┌─ Exercise material

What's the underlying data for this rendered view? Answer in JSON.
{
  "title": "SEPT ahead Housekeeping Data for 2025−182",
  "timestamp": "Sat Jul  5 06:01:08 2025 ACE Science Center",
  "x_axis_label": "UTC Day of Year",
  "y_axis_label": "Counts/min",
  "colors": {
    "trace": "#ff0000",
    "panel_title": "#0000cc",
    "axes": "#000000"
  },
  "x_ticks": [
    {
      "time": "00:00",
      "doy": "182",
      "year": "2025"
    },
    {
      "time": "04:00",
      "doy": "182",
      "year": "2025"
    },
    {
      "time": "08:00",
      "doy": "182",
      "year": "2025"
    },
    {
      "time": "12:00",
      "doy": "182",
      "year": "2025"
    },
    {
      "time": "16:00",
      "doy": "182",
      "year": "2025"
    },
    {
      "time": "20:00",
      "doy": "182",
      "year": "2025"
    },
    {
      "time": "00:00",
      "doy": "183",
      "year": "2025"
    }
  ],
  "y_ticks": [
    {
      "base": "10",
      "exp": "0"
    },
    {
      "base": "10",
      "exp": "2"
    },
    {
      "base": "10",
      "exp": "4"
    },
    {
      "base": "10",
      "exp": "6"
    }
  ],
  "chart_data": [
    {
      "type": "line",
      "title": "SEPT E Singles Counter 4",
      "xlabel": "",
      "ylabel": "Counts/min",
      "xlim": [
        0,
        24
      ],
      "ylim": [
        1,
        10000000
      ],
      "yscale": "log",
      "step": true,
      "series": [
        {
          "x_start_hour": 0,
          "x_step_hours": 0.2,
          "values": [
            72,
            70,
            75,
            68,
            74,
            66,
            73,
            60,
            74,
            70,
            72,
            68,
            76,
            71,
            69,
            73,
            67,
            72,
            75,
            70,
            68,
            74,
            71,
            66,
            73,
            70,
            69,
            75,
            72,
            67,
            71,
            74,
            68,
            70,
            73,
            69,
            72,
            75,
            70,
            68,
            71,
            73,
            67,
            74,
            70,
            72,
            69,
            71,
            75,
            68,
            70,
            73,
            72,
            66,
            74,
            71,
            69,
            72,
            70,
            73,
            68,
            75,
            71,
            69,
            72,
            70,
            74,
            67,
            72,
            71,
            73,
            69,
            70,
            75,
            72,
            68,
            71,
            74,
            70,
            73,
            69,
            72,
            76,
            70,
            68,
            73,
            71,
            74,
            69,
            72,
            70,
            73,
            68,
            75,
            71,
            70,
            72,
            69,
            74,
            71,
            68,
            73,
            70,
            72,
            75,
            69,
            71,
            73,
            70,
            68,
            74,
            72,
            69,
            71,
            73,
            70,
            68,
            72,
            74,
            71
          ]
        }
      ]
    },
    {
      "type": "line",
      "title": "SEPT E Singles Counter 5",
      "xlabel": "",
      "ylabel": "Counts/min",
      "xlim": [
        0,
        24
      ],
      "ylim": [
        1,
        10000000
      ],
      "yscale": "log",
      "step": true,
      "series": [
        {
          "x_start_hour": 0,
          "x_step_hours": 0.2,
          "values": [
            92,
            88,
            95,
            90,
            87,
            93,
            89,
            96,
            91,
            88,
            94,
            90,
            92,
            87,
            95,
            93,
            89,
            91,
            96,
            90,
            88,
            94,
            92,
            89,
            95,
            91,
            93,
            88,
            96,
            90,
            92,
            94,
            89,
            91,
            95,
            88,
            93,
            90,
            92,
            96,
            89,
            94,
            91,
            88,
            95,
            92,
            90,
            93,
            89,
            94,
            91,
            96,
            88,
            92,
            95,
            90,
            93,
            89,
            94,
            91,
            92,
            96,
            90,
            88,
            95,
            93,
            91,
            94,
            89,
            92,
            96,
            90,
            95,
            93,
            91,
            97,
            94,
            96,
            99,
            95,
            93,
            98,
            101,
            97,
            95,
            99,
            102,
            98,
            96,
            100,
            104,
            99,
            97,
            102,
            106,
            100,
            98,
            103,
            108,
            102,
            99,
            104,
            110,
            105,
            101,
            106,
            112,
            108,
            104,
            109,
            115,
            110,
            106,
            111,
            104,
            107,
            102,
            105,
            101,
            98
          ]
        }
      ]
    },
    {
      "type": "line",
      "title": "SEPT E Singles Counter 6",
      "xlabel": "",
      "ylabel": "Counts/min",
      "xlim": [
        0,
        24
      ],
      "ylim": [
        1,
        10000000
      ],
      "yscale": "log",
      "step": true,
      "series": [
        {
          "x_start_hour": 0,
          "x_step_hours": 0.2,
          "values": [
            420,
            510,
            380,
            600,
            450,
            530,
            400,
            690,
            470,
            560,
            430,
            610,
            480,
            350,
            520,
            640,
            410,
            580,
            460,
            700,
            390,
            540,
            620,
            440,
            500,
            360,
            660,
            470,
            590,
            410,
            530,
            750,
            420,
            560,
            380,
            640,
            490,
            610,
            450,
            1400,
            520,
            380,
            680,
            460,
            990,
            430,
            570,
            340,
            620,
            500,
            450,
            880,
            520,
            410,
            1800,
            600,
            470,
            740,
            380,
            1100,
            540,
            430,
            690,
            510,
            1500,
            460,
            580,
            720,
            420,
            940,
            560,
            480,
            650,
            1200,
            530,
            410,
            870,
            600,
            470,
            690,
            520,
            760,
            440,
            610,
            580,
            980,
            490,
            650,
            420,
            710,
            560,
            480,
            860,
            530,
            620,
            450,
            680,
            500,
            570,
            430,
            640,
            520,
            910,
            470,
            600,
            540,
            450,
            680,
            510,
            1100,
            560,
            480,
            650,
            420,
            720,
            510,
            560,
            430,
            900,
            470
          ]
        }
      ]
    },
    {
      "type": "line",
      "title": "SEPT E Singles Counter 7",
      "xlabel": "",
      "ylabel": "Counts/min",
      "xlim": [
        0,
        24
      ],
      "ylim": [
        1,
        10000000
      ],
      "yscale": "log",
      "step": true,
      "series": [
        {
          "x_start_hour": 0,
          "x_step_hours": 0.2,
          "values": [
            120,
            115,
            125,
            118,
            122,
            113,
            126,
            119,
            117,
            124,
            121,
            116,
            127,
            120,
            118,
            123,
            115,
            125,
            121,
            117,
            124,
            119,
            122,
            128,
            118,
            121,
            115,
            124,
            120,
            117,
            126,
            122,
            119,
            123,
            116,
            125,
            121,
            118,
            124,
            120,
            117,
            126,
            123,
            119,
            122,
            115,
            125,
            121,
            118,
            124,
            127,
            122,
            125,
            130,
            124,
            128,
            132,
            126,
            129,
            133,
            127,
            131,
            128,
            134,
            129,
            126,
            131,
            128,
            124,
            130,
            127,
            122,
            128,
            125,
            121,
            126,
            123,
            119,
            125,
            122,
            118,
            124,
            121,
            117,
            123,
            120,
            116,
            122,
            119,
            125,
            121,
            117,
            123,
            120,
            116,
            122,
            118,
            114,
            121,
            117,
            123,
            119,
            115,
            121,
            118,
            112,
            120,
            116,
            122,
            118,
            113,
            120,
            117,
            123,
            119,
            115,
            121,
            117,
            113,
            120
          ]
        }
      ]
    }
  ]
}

└─

Task objective | Copy out each line exactly.

Response for this exercise |
What's the underlying data for this rendered view? Answer in JSON.
{
  "title": "SEPT ahead Housekeeping Data for 2025−182",
  "timestamp": "Sat Jul  5 06:01:08 2025 ACE Science Center",
  "x_axis_label": "UTC Day of Year",
  "y_axis_label": "Counts/min",
  "colors": {
    "trace": "#ff0000",
    "panel_title": "#0000cc",
    "axes": "#000000"
  },
  "x_ticks": [
    {
      "time": "00:00",
      "doy": "182",
      "year": "2025"
    },
    {
      "time": "04:00",
      "doy": "182",
      "year": "2025"
    },
    {
      "time": "08:00",
      "doy": "182",
      "year": "2025"
    },
    {
      "time": "12:00",
      "doy": "182",
      "year": "2025"
    },
    {
      "time": "16:00",
      "doy": "182",
      "year": "2025"
    },
    {
      "time": "20:00",
      "doy": "182",
      "year": "2025"
    },
    {
      "time": "00:00",
      "doy": "183",
      "year": "2025"
    }
  ],
  "y_ticks": [
    {
      "base": "10",
      "exp": "0"
    },
    {
      "base": "10",
      "exp": "2"
    },
    {
      "base": "10",
      "exp": "4"
    },
    {
      "base": "10",
      "exp": "6"
    }
  ],
  "chart_data": [
    {
      "type": "line",
      "title": "SEPT E Singles Counter 4",
      "xlabel": "",
      "ylabel": "Counts/min",
      "xlim": [
        0,
        24
      ],
      "ylim": [
        1,
        10000000
      ],
      "yscale": "log",
      "step": true,
      "series": [
        {
          "x_start_hour": 0,
          "x_step_hours": 0.2,
          "values": [
            72,
            70,
            75,
            68,
            74,
            66,
            73,
            60,
            74,
            70,
            72,
            68,
            76,
            71,
            69,
            73,
            67,
            72,
            75,
            70,
            68,
            74,
            71,
            66,
            73,
            70,
            69,
            75,
            72,
            67,
            71,
            74,
            68,
            70,
            73,
            69,
            72,
            75,
            70,
            68,
            71,
            73,
            67,
            74,
            70,
            72,
            69,
            71,
            75,
            68,
            70,
            73,
            72,
            66,
            74,
            71,
            69,
            72,
            70,
            73,
            68,
            75,
            71,
            69,
            72,
            70,
            74,
            67,
            72,
            71,
            73,
            69,
            70,
            75,
            72,
            68,
            71,
            74,
            70,
            73,
            69,
            72,
            76,
            70,
            68,
            73,
            71,
            74,
            69,
            72,
            70,
            73,
            68,
            75,
            71,
            70,
            72,
            69,
            74,
            71,
            68,
            73,
            70,
            72,
            75,
            69,
            71,
            73,
            70,
            68,
            74,
            72,
            69,
            71,
            73,
            70,
            68,
            72,
            74,
            71
          ]
        }
      ]
    },
    {
      "type": "line",
      "title": "SEPT E Singles Counter 5",
      "xlabel": "",
      "ylabel": "Counts/min",
      "xlim": [
        0,
        24
      ],
      "ylim": [
        1,
        10000000
      ],
      "yscale": "log",
      "step": true,
      "series": [
        {
          "x_start_hour": 0,
          "x_step_hours": 0.2,
          "values": [
            92,
            88,
            95,
            90,
            87,
            93,
            89,
            96,
            91,
            88,
            94,
            90,
            92,
            87,
            95,
            93,
            89,
            91,
            96,
            90,
            88,
            94,
            92,
            89,
            95,
            91,
            93,
            88,
            96,
            90,
            92,
            94,
            89,
            91,
            95,
            88,
            93,
            90,
            92,
            96,
            89,
            94,
            91,
            88,
            95,
            92,
            90,
            93,
            89,
            94,
            91,
            96,
            88,
            92,
            95,
            90,
            93,
            89,
            94,
            91,
            92,
            96,
            90,
            88,
            95,
            93,
            91,
            94,
            89,
            92,
            96,
            90,
            95,
            93,
            91,
            97,
            94,
            96,
            99,
            95,
            93,
            98,
            101,
            97,
            95,
            99,
            102,
            98,
            96,
            100,
            104,
            99,
            97,
            102,
            106,
            100,
            98,
            103,
            108,
            102,
            99,
            104,
            110,
            105,
            101,
            106,
            112,
            108,
            104,
            109,
            115,
            110,
            106,
            111,
            104,
            107,
            102,
            105,
            101,
            98
          ]
        }
      ]
    },
    {
      "type": "line",
      "title": "SEPT E Singles Counter 6",
      "xlabel": "",
      "ylabel": "Counts/min",
      "xlim": [
        0,
        24
      ],
      "ylim": [
        1,
        10000000
      ],
      "yscale": "log",
      "step": true,
      "series": [
        {
          "x_start_hour": 0,
          "x_step_hours": 0.2,
          "values": [
            420,
            510,
            380,
            600,
            450,
            530,
            400,
            690,
            470,
            560,
            430,
            610,
            480,
            350,
            520,
            640,
            410,
            580,
            460,
            700,
            390,
            540,
            620,
            440,
            500,
            360,
            660,
            470,
            590,
            410,
            530,
            750,
            420,
            560,
            380,
            640,
            490,
            610,
            450,
            1400,
            520,
            380,
            680,
            460,
            990,
            430,
            570,
            340,
            620,
            500,
            450,
            880,
            520,
            410,
            1800,
            600,
            470,
            740,
            380,
            1100,
            540,
            430,
            690,
            510,
            1500,
            460,
            580,
            720,
            420,
            940,
            560,
            480,
            650,
            1200,
            530,
            410,
            870,
            600,
            470,
            690,
            520,
            760,
            440,
            610,
            580,
            980,
            490,
            650,
            420,
            710,
            560,
            480,
            860,
            530,
            620,
            450,
            680,
            500,
            570,
            430,
            640,
            520,
            910,
            470,
            600,
            540,
            450,
            680,
            510,
            1100,
            560,
            480,
            650,
            420,
            720,
            510,
            560,
            430,
            900,
            470
          ]
        }
      ]
    },
    {
      "type": "line",
      "title": "SEPT E Singles Counter 7",
      "xlabel": "",
      "ylabel": "Counts/min",
      "xlim": [
        0,
        24
      ],
      "ylim": [
        1,
        10000000
      ],
      "yscale": "log",
      "step": true,
      "series": [
        {
          "x_start_hour": 0,
          "x_step_hours": 0.2,
          "values": [
            120,
            115,
            125,
            118,
            122,
            113,
            126,
            119,
            117,
            124,
            121,
            116,
            127,
            120,
            118,
            123,
            115,
            125,
            121,
            117,
            124,
            119,
            122,
            128,
            118,
            121,
            115,
            124,
            120,
            117,
            126,
            122,
            119,
            123,
            116,
            125,
            121,
            118,
            124,
            120,
            117,
            126,
            123,
            119,
            122,
            115,
            125,
            121,
            118,
            124,
            127,
            122,
            125,
            130,
            124,
            128,
            132,
            126,
            129,
            133,
            127,
            131,
            128,
            134,
            129,
            126,
            131,
            128,
            124,
            130,
            127,
            122,
            128,
            125,
            121,
            126,
            123,
            119,
            125,
            122,
            118,
            124,
            121,
            117,
            123,
            120,
            116,
            122,
            119,
            125,
            121,
            117,
            123,
            120,
            116,
            122,
            118,
            114,
            121,
            117,
            123,
            119,
            115,
            121,
            118,
            112,
            120,
            116,
            122,
            118,
            113,
            120,
            117,
            123,
            119,
            115,
            121,
            117,
            113,
            120
          ]
        }
      ]
    }
  ]
}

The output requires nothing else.